=== Records supplied ===

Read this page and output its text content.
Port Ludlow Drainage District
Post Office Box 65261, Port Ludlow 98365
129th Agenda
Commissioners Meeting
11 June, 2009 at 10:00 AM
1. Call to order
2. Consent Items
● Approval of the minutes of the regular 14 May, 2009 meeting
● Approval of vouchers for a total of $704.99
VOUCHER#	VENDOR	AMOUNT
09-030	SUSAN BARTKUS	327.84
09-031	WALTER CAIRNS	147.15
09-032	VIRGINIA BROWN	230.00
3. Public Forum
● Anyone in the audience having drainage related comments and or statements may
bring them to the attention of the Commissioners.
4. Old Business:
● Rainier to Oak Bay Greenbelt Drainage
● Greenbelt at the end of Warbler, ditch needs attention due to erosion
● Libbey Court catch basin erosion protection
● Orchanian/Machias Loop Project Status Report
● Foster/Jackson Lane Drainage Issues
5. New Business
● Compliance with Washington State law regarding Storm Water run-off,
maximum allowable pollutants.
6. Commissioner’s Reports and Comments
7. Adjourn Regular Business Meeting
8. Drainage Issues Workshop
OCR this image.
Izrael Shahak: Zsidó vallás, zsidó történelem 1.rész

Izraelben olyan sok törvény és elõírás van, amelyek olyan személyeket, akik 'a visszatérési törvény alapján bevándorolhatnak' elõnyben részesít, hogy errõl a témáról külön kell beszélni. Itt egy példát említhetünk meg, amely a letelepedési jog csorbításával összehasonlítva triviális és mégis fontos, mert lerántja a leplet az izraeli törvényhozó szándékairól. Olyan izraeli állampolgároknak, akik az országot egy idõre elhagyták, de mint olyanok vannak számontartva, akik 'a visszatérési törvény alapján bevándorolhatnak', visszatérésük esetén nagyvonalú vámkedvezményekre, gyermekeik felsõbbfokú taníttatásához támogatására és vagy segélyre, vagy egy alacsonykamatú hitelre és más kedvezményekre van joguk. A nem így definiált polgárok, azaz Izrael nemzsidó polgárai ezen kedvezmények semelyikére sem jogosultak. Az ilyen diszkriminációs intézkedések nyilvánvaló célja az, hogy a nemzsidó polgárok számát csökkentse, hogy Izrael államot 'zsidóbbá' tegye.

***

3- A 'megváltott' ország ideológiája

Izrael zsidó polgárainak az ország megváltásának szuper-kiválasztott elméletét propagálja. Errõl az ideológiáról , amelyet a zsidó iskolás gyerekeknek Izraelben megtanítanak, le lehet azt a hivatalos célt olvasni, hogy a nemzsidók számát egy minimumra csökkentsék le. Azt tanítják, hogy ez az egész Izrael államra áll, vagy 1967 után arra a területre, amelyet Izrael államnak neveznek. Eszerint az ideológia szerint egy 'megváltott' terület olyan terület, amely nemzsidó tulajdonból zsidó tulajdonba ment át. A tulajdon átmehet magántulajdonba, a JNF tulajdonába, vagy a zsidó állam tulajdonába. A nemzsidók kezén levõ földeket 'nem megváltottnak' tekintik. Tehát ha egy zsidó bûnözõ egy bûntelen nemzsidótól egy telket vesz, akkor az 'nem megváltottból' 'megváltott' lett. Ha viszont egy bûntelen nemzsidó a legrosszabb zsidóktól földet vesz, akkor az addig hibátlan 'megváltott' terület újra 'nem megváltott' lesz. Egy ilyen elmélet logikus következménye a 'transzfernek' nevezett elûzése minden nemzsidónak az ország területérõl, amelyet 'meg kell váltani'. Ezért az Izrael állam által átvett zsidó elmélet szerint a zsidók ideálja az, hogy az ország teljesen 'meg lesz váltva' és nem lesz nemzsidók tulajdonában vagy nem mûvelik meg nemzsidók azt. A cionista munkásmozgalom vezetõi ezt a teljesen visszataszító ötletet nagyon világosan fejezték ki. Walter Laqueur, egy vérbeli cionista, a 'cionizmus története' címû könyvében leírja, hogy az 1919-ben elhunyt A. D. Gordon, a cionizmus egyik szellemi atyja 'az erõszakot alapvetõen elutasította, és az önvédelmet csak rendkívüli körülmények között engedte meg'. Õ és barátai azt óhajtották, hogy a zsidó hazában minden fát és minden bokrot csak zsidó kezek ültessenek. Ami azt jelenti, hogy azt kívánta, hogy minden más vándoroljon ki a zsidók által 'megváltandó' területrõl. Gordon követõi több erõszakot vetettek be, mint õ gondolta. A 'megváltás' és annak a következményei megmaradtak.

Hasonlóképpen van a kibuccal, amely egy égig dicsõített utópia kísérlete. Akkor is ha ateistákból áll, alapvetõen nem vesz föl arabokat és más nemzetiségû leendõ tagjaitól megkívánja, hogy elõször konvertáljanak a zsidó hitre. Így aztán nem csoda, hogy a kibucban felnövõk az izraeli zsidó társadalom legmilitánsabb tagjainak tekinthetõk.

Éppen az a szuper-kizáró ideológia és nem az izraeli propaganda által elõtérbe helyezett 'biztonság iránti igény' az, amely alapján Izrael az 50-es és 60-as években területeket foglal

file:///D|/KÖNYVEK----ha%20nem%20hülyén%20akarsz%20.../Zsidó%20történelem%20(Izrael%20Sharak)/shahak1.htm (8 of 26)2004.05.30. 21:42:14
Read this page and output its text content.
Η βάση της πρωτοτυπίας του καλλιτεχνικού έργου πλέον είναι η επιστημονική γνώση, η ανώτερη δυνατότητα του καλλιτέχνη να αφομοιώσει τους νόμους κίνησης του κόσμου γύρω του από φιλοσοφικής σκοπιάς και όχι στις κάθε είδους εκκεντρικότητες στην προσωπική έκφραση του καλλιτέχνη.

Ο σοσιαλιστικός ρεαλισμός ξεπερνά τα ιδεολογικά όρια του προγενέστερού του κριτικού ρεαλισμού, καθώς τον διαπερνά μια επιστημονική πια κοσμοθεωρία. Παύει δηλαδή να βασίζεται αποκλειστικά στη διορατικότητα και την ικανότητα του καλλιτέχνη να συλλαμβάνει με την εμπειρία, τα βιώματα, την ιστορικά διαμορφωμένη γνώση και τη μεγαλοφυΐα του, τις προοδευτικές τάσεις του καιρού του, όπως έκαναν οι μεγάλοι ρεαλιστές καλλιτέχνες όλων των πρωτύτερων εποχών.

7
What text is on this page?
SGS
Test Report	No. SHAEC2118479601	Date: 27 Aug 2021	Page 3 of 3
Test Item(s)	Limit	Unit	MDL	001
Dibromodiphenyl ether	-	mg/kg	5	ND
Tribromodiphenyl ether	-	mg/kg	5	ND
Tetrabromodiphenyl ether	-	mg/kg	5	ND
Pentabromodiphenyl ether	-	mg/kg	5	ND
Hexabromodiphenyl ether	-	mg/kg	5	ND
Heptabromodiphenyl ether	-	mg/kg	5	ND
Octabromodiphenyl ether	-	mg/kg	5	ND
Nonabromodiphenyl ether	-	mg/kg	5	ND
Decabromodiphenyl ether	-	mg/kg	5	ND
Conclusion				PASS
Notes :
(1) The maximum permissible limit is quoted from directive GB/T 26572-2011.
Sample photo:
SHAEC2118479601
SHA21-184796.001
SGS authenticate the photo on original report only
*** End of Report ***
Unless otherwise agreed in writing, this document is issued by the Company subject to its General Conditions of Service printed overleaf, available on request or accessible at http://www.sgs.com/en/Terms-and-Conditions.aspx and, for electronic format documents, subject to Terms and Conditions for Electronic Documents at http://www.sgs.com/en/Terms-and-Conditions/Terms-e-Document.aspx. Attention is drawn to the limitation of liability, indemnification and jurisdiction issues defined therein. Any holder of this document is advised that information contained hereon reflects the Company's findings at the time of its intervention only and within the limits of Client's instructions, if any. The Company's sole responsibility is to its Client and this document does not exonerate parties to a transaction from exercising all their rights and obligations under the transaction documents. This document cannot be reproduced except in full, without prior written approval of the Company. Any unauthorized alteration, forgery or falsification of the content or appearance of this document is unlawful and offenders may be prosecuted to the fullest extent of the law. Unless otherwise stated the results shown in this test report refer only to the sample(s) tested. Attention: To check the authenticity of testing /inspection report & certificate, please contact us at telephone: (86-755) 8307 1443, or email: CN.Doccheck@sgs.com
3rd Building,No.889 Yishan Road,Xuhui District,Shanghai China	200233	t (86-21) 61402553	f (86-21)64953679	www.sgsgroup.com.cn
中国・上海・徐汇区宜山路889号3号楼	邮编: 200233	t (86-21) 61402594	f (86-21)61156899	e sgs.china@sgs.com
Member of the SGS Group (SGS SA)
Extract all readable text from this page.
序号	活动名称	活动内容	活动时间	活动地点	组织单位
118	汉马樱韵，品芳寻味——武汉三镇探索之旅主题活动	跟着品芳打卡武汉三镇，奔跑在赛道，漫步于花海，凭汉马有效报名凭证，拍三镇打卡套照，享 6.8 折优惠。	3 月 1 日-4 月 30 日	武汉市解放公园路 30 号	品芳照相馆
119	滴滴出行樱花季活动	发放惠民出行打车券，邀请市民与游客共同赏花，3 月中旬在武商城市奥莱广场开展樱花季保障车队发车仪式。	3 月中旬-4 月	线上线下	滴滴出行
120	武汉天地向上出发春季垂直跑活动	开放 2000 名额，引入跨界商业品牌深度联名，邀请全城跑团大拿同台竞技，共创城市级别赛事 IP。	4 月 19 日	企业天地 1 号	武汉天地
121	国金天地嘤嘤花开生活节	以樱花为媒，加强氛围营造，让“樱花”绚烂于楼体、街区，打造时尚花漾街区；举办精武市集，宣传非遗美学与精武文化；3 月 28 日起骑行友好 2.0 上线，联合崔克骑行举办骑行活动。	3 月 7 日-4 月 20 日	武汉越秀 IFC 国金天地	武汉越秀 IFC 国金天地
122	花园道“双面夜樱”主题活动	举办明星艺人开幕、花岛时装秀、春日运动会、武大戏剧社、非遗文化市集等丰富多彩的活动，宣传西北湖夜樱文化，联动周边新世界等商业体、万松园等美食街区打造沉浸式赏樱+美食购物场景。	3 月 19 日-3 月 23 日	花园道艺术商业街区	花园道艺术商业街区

=== Prompt ===
Determine the number of lines in the listing that hold the word "Ludlow", and supply that number and nothing further.

=== Task result ===
2